### Written exercise
Extract every entry word for word.

** Begin **

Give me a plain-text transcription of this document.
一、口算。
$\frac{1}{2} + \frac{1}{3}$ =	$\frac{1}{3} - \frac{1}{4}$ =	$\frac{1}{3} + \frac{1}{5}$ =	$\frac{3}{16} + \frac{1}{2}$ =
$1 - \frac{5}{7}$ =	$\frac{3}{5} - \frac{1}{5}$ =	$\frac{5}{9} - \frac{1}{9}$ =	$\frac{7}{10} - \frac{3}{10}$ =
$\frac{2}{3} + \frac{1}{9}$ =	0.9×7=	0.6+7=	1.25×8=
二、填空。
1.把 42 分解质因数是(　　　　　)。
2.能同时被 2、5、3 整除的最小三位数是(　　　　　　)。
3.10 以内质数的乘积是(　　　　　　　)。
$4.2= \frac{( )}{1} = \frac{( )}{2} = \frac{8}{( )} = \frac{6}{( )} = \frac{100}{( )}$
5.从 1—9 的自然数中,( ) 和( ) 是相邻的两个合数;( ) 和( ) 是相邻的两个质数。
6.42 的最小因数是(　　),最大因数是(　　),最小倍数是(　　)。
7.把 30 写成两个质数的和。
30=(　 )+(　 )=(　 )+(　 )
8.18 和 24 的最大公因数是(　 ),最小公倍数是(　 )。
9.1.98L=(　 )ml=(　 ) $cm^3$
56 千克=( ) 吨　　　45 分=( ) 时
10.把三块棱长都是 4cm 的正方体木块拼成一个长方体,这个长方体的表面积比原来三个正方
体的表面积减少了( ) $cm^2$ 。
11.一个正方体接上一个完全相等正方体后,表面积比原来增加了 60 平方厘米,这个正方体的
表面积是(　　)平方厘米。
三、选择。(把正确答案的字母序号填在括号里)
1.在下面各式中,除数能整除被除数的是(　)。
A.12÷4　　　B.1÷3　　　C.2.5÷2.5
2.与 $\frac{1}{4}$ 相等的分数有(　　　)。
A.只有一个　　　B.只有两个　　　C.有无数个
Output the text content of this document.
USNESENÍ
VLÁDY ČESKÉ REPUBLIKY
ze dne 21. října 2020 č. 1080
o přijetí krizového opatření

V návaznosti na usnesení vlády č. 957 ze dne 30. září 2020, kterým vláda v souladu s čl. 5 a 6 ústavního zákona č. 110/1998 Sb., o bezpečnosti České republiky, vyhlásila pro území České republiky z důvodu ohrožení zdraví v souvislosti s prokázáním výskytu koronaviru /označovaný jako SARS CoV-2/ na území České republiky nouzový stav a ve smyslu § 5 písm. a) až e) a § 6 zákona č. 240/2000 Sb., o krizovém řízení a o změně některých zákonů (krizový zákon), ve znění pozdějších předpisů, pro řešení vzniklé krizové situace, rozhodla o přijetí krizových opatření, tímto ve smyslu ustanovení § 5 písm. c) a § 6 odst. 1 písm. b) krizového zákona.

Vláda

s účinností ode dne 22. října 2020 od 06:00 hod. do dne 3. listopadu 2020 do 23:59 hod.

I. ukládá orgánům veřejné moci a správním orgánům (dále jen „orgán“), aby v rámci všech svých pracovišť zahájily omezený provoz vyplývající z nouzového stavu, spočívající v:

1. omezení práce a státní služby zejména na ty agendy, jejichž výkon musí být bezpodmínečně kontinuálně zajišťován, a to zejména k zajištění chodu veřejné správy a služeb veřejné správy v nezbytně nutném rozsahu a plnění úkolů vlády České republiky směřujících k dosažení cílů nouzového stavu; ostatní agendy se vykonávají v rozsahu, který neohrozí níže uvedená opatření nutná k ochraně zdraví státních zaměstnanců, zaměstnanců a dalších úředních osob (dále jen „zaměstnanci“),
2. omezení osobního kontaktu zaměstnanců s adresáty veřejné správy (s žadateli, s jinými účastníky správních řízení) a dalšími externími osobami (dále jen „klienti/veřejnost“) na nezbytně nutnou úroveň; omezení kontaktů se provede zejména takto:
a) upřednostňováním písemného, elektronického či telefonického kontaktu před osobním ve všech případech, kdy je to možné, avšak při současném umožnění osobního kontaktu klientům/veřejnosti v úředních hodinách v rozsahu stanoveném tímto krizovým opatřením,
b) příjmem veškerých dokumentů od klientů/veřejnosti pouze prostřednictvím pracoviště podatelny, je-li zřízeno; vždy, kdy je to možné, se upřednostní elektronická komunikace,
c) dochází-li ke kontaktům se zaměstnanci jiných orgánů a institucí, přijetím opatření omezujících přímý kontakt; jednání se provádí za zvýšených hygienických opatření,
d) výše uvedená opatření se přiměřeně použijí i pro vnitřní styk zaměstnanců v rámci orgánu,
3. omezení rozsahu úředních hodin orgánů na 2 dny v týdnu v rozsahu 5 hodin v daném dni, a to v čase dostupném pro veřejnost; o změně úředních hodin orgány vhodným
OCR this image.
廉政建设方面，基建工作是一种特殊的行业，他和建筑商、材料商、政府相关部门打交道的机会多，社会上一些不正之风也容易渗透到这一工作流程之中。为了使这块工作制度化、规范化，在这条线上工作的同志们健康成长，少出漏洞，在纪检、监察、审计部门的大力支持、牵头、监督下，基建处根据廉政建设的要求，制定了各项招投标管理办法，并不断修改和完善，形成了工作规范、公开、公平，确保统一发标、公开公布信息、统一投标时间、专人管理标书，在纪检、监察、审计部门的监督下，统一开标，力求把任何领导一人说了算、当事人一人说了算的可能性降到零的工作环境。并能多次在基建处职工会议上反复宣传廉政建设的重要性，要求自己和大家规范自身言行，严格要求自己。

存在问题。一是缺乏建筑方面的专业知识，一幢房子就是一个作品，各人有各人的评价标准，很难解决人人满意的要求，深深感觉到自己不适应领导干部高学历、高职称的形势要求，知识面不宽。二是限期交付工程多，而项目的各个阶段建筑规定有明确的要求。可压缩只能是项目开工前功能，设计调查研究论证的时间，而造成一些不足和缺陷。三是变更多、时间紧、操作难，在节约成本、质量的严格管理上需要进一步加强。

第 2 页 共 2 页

** End **

### Finished exercise
Give me a plain-text transcription of this document.
一、口算。
$\frac{1}{2} + \frac{1}{3}$ =	$\frac{1}{3} - \frac{1}{4}$ =	$\frac{1}{3} + \frac{1}{5}$ =	$\frac{3}{16} + \frac{1}{2}$ =
$1 - \frac{5}{7}$ =	$\frac{3}{5} - \frac{1}{5}$ =	$\frac{5}{9} - \frac{1}{9}$ =	$\frac{7}{10} - \frac{3}{10}$ =
$\frac{2}{3} + \frac{1}{9}$ =	0.9×7=	0.6+7=	1.25×8=
二、填空。
1.把 42 分解质因数是(　　　　　)。
2.能同时被 2、5、3 整除的最小三位数是(　　　　　　)。
3.10 以内质数的乘积是(　　　　　　　)。
$4.2= \frac{( )}{1} = \frac{( )}{2} = \frac{8}{( )} = \frac{6}{( )} = \frac{100}{( )}$
5.从 1—9 的自然数中,( ) 和( ) 是相邻的两个合数;( ) 和( ) 是相邻的两个质数。
6.42 的最小因数是(　　),最大因数是(　　),最小倍数是(　　)。
7.把 30 写成两个质数的和。
30=(　 )+(　 )=(　 )+(　 )
8.18 和 24 的最大公因数是(　 ),最小公倍数是(　 )。
9.1.98L=(　 )ml=(　 ) $cm^3$
56 千克=( ) 吨　　　45 分=( ) 时
10.把三块棱长都是 4cm 的正方体木块拼成一个长方体,这个长方体的表面积比原来三个正方
体的表面积减少了( ) $cm^2$ 。
11.一个正方体接上一个完全相等正方体后,表面积比原来增加了 60 平方厘米,这个正方体的
表面积是(　　)平方厘米。
三、选择。(把正确答案的字母序号填在括号里)
1.在下面各式中,除数能整除被除数的是(　)。
A.12÷4　　　B.1÷3　　　C.2.5÷2.5
2.与 $\frac{1}{4}$ 相等的分数有(　　　)。
A.只有一个　　　B.只有两个　　　C.有无数个
Output the text content of this document.
USNESENÍ
VLÁDY ČESKÉ REPUBLIKY
ze dne 21. října 2020 č. 1080
o přijetí krizového opatření

V návaznosti na usnesení vlády č. 957 ze dne 30. září 2020, kterým vláda v souladu s čl. 5 a 6 ústavního zákona č. 110/1998 Sb., o bezpečnosti České republiky, vyhlásila pro území České republiky z důvodu ohrožení zdraví v souvislosti s prokázáním výskytu koronaviru /označovaný jako SARS CoV-2/ na území České republiky nouzový stav a ve smyslu § 5 písm. a) až e) a § 6 zákona č. 240/2000 Sb., o krizovém řízení a o změně některých zákonů (krizový zákon), ve znění pozdějších předpisů, pro řešení vzniklé krizové situace, rozhodla o přijetí krizových opatření, tímto ve smyslu ustanovení § 5 písm. c) a § 6 odst. 1 písm. b) krizového zákona.

Vláda

s účinností ode dne 22. října 2020 od 06:00 hod. do dne 3. listopadu 2020 do 23:59 hod.

I. ukládá orgánům veřejné moci a správním orgánům (dále jen „orgán“), aby v rámci všech svých pracovišť zahájily omezený provoz vyplývající z nouzového stavu, spočívající v:

1. omezení práce a státní služby zejména na ty agendy, jejichž výkon musí být bezpodmínečně kontinuálně zajišťován, a to zejména k zajištění chodu veřejné správy a služeb veřejné správy v nezbytně nutném rozsahu a plnění úkolů vlády České republiky směřujících k dosažení cílů nouzového stavu; ostatní agendy se vykonávají v rozsahu, který neohrozí níže uvedená opatření nutná k ochraně zdraví státních zaměstnanců, zaměstnanců a dalších úředních osob (dále jen „zaměstnanci“),
2. omezení osobního kontaktu zaměstnanců s adresáty veřejné správy (s žadateli, s jinými účastníky správních řízení) a dalšími externími osobami (dále jen „klienti/veřejnost“) na nezbytně nutnou úroveň; omezení kontaktů se provede zejména takto:
a) upřednostňováním písemného, elektronického či telefonického kontaktu před osobním ve všech případech, kdy je to možné, avšak při současném umožnění osobního kontaktu klientům/veřejnosti v úředních hodinách v rozsahu stanoveném tímto krizovým opatřením,
b) příjmem veškerých dokumentů od klientů/veřejnosti pouze prostřednictvím pracoviště podatelny, je-li zřízeno; vždy, kdy je to možné, se upřednostní elektronická komunikace,
c) dochází-li ke kontaktům se zaměstnanci jiných orgánů a institucí, přijetím opatření omezujících přímý kontakt; jednání se provádí za zvýšených hygienických opatření,
d) výše uvedená opatření se přiměřeně použijí i pro vnitřní styk zaměstnanců v rámci orgánu,
3. omezení rozsahu úředních hodin orgánů na 2 dny v týdnu v rozsahu 5 hodin v daném dni, a to v čase dostupném pro veřejnost; o změně úředních hodin orgány vhodným
OCR this image.
廉政建设方面，基建工作是一种特殊的行业，他和建筑商、材料商、政府相关部门打交道的机会多，社会上一些不正之风也容易渗透到这一工作流程之中。为了使这块工作制度化、规范化，在这条线上工作的同志们健康成长，少出漏洞，在纪检、监察、审计部门的大力支持、牵头、监督下，基建处根据廉政建设的要求，制定了各项招投标管理办法，并不断修改和完善，形成了工作规范、公开、公平，确保统一发标、公开公布信息、统一投标时间、专人管理标书，在纪检、监察、审计部门的监督下，统一开标，力求把任何领导一人说了算、当事人一人说了算的可能性降到零的工作环境。并能多次在基建处职工会议上反复宣传廉政建设的重要性，要求自己和大家规范自身言行，严格要求自己。

存在问题。一是缺乏建筑方面的专业知识，一幢房子就是一个作品，各人有各人的评价标准，很难解决人人满意的要求，深深感觉到自己不适应领导干部高学历、高职称的形势要求，知识面不宽。二是限期交付工程多，而项目的各个阶段建筑规定有明确的要求。可压缩只能是项目开工前功能，设计调查研究论证的时间，而造成一些不足和缺陷。三是变更多、时间紧、操作难，在节约成本、质量的严格管理上需要进一步加强。

第 2 页 共 2 页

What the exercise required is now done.